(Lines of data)
+ + + + +
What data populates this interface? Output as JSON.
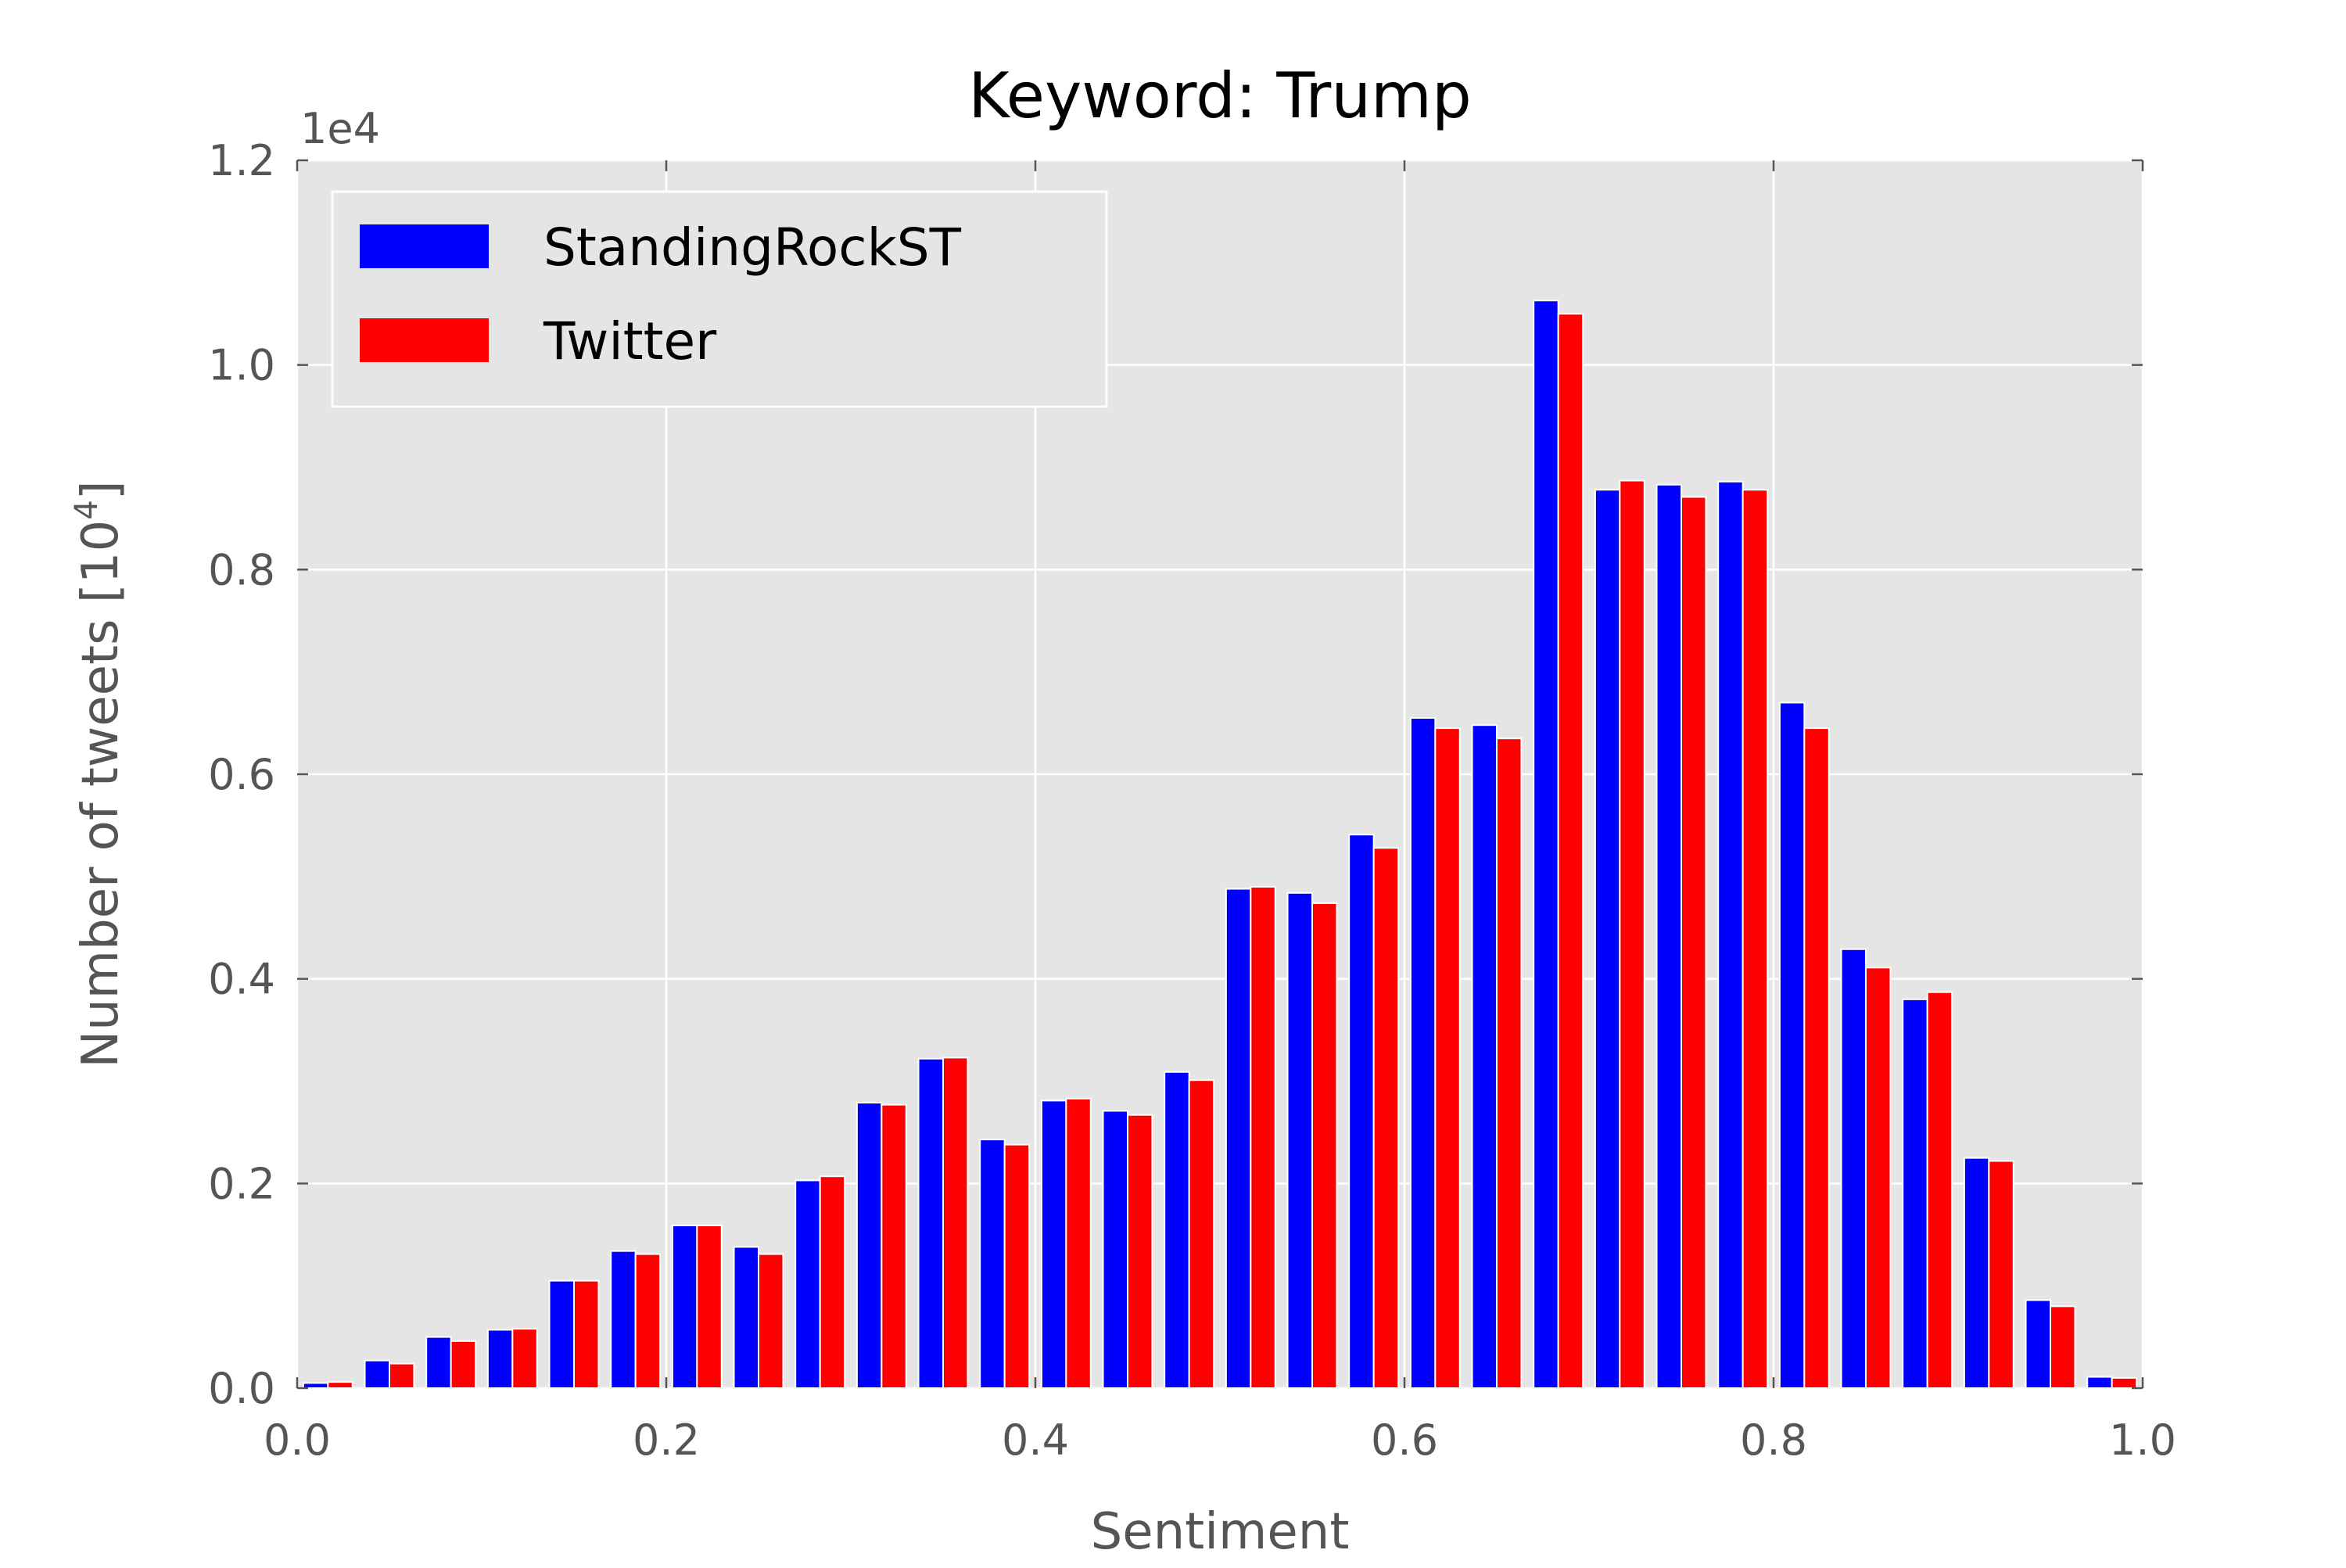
{
  "chart_data": {
    "type": "bar",
    "title": "Keyword: Trump",
    "xlabel": "Sentiment",
    "ylabel": "Number of tweets [10",
    "ylabel_sup": "4",
    "ylabel_suffix": "]",
    "y_offset_text": "1e4",
    "xlim": [
      0.0,
      1.0
    ],
    "ylim": [
      0.0,
      1.2
    ],
    "xticks": [
      "0.0",
      "0.2",
      "0.4",
      "0.6",
      "0.8",
      "1.0"
    ],
    "yticks": [
      "0.0",
      "0.2",
      "0.4",
      "0.6",
      "0.8",
      "1.0",
      "1.2"
    ],
    "grid": true,
    "legend_position": "top-left",
    "bins_count": 30,
    "series": [
      {
        "name": "StandingRockST",
        "color": "#0000ff",
        "values": [
          0.005,
          0.027,
          0.05,
          0.057,
          0.105,
          0.134,
          0.159,
          0.138,
          0.203,
          0.279,
          0.322,
          0.243,
          0.281,
          0.271,
          0.309,
          0.488,
          0.484,
          0.541,
          0.655,
          0.648,
          1.063,
          0.878,
          0.883,
          0.886,
          0.67,
          0.429,
          0.38,
          0.225,
          0.086,
          0.011
        ]
      },
      {
        "name": "Twitter",
        "color": "#ff0000",
        "values": [
          0.006,
          0.024,
          0.046,
          0.058,
          0.105,
          0.131,
          0.159,
          0.131,
          0.207,
          0.277,
          0.323,
          0.238,
          0.283,
          0.267,
          0.301,
          0.49,
          0.474,
          0.528,
          0.645,
          0.635,
          1.05,
          0.887,
          0.871,
          0.878,
          0.645,
          0.411,
          0.387,
          0.222,
          0.08,
          0.01
        ]
      }
    ]
  }
}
+ + + + +
> REQUIRED WORK
Reproduce every line above as written, skipping pictures.

> SOLUTION TO THE PROBLEM
What data populates this interface? Output as JSON.
{
  "chart_data": {
    "type": "bar",
    "title": "Keyword: Trump",
    "xlabel": "Sentiment",
    "ylabel": "Number of tweets [10",
    "ylabel_sup": "4",
    "ylabel_suffix": "]",
    "y_offset_text": "1e4",
    "xlim": [
      0.0,
      1.0
    ],
    "ylim": [
      0.0,
      1.2
    ],
    "xticks": [
      "0.0",
      "0.2",
      "0.4",
      "0.6",
      "0.8",
      "1.0"
    ],
    "yticks": [
      "0.0",
      "0.2",
      "0.4",
      "0.6",
      "0.8",
      "1.0",
      "1.2"
    ],
    "grid": true,
    "legend_position": "top-left",
    "bins_count": 30,
    "series": [
      {
        "name": "StandingRockST",
        "color": "#0000ff",
        "values": [
          0.005,
          0.027,
          0.05,
          0.057,
          0.105,
          0.134,
          0.159,
          0.138,
          0.203,
          0.279,
          0.322,
          0.243,
          0.281,
          0.271,
          0.309,
          0.488,
          0.484,
          0.541,
          0.655,
          0.648,
          1.063,
          0.878,
          0.883,
          0.886,
          0.67,
          0.429,
          0.38,
          0.225,
          0.086,
          0.011
        ]
      },
      {
        "name": "Twitter",
        "color": "#ff0000",
        "values": [
          0.006,
          0.024,
          0.046,
          0.058,
          0.105,
          0.131,
          0.159,
          0.131,
          0.207,
          0.277,
          0.323,
          0.238,
          0.283,
          0.267,
          0.301,
          0.49,
          0.474,
          0.528,
          0.645,
          0.635,
          1.05,
          0.887,
          0.871,
          0.878,
          0.645,
          0.411,
          0.387,
          0.222,
          0.08,
          0.01
        ]
      }
    ]
  }
}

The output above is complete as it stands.